**SHORT PROBLEM:**
Locate the string "name" in the listing below. Copy every line where it is found.

* * * * *

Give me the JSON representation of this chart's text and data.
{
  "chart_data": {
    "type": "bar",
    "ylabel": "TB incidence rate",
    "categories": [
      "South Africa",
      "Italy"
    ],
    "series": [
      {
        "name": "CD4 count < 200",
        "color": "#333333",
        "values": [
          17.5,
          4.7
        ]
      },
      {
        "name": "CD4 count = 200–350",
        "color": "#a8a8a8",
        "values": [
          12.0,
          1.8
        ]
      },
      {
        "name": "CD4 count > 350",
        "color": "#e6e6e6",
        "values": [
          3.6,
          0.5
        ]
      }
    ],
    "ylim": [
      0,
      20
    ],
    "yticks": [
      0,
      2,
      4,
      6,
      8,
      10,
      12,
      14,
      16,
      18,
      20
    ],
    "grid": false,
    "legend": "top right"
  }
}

* * * * *

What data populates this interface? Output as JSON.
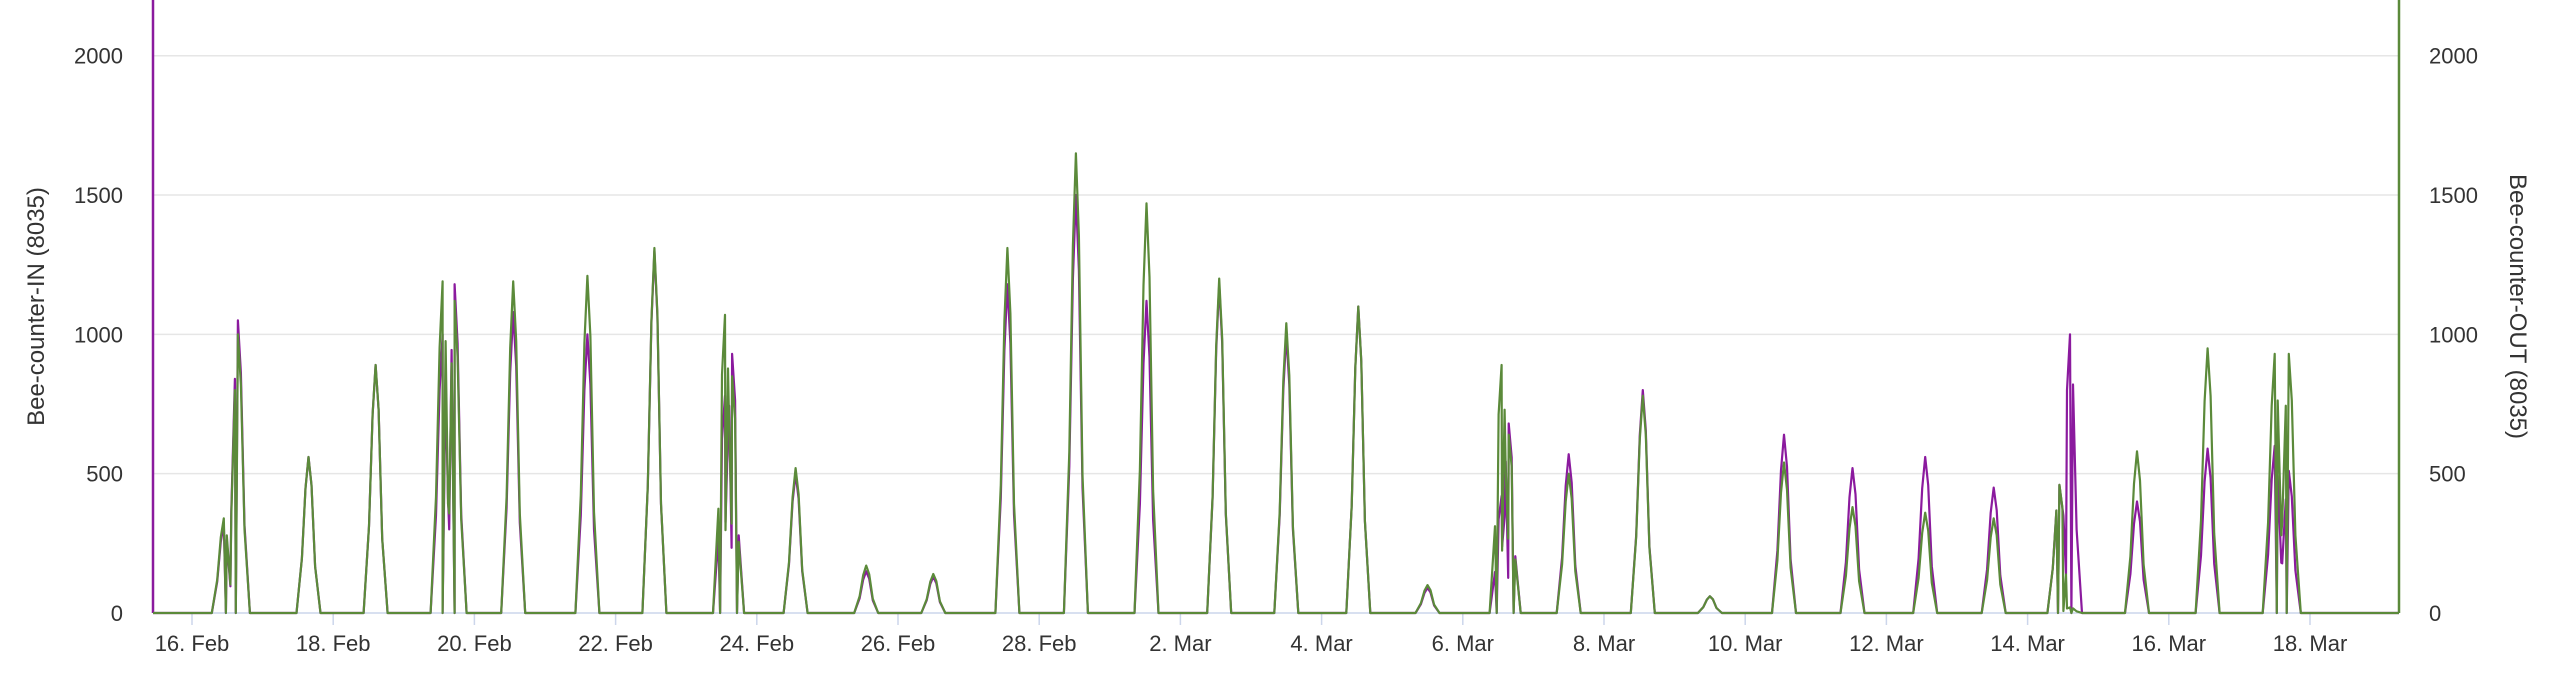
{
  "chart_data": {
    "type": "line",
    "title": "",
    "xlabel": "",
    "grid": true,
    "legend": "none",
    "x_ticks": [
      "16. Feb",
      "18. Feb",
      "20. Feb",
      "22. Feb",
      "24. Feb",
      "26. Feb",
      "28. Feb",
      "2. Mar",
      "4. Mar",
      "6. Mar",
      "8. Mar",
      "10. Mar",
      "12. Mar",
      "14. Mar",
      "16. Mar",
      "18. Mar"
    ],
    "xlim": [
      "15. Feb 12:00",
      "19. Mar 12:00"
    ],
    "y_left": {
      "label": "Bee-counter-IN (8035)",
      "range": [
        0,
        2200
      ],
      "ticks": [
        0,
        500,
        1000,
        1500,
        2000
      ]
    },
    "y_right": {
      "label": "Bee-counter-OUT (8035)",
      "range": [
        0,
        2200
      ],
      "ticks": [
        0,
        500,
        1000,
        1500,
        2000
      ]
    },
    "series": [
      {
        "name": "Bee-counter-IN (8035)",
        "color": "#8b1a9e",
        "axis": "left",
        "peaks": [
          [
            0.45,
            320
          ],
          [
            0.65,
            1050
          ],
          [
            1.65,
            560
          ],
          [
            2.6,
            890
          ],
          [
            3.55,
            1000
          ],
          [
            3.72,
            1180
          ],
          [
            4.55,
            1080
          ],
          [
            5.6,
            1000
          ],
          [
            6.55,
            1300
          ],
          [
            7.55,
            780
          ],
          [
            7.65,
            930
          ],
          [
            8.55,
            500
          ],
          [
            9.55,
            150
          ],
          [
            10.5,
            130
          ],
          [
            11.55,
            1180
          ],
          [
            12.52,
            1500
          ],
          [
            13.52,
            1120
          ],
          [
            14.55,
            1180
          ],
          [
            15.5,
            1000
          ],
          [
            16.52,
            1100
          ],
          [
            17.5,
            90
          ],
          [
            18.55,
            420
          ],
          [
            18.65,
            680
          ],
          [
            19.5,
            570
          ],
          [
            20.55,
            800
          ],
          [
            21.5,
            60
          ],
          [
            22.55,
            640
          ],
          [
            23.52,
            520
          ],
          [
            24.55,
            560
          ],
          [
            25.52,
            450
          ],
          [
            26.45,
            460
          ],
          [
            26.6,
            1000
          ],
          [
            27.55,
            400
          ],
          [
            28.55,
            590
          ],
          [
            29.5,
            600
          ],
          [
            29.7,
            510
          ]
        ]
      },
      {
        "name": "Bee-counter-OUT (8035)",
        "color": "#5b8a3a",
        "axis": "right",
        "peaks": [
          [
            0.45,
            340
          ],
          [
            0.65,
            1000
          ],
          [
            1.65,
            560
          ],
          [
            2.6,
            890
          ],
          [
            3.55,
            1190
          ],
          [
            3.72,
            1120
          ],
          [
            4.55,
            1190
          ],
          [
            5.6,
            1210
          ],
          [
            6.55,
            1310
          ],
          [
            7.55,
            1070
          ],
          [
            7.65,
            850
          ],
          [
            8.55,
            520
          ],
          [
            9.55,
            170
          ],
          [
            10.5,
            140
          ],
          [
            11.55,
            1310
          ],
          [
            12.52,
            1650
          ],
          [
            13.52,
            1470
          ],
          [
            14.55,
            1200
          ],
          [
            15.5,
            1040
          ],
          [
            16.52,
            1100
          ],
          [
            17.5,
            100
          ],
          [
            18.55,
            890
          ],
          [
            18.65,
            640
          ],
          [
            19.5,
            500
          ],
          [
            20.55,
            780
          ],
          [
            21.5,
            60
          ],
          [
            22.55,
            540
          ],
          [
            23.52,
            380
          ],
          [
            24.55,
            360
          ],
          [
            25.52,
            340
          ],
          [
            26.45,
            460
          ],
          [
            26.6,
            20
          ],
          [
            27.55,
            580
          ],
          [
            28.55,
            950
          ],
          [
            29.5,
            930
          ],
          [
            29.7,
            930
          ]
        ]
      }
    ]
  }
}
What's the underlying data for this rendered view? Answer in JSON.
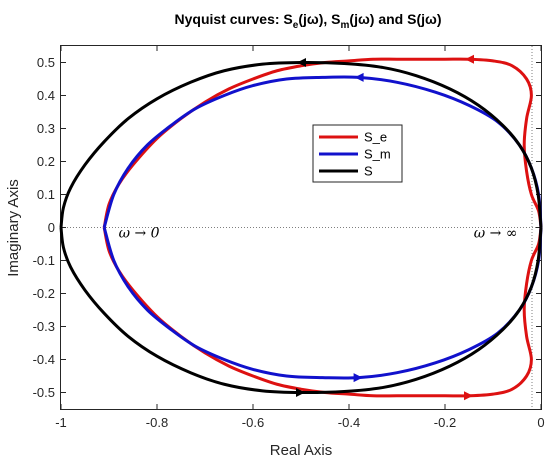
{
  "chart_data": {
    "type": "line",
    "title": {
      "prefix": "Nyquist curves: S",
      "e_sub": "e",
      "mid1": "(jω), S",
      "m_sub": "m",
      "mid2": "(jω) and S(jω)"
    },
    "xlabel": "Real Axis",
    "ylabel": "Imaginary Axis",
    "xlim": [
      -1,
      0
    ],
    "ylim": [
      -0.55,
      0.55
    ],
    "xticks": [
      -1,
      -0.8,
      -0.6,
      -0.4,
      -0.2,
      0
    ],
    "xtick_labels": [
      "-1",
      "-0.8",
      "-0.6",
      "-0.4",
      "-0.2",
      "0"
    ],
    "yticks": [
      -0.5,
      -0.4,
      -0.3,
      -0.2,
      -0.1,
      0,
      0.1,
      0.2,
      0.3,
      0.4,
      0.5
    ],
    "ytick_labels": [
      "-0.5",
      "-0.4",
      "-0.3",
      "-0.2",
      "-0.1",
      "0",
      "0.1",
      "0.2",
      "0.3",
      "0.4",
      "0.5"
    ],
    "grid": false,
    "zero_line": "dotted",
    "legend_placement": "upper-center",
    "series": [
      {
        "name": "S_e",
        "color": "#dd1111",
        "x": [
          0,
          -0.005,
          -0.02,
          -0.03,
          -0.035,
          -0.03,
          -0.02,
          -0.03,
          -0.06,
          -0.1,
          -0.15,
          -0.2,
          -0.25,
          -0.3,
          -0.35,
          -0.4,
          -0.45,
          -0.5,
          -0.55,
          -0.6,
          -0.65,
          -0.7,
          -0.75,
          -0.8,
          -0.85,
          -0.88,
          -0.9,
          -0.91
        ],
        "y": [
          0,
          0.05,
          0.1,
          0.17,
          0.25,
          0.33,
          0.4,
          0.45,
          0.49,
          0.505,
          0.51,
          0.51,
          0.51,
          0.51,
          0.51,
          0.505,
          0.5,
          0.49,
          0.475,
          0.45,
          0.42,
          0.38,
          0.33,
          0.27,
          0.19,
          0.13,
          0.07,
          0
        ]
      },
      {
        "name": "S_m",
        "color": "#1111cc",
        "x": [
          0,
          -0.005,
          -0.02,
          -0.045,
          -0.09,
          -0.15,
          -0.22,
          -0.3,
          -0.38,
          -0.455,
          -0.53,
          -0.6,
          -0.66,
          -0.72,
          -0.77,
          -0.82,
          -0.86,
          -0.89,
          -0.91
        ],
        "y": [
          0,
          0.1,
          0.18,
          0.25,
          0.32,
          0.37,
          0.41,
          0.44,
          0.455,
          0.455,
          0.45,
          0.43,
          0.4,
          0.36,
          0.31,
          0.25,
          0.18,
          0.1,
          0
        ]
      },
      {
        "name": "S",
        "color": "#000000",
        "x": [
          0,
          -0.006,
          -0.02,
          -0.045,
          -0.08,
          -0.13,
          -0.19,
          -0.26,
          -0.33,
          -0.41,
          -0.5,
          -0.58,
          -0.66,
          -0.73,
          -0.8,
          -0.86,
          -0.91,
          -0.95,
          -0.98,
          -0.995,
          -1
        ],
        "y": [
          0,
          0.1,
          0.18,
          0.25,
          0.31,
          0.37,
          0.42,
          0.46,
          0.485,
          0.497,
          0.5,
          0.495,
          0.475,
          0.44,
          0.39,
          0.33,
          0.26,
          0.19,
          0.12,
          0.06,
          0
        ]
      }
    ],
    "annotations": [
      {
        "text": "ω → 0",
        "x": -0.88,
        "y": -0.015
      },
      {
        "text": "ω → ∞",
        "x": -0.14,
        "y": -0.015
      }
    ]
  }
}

* * * * *

**THE REPLY:**
        "name": "CD4 count < 200",
        "name": "CD4 count = 200–350",
        "name": "CD4 count > 350",
        "name": "Bee-counter-IN (8035)",
        "name": "Bee-counter-OUT (8035)",
        "name": "S_e",
        "name": "S_m",
        "name": "S",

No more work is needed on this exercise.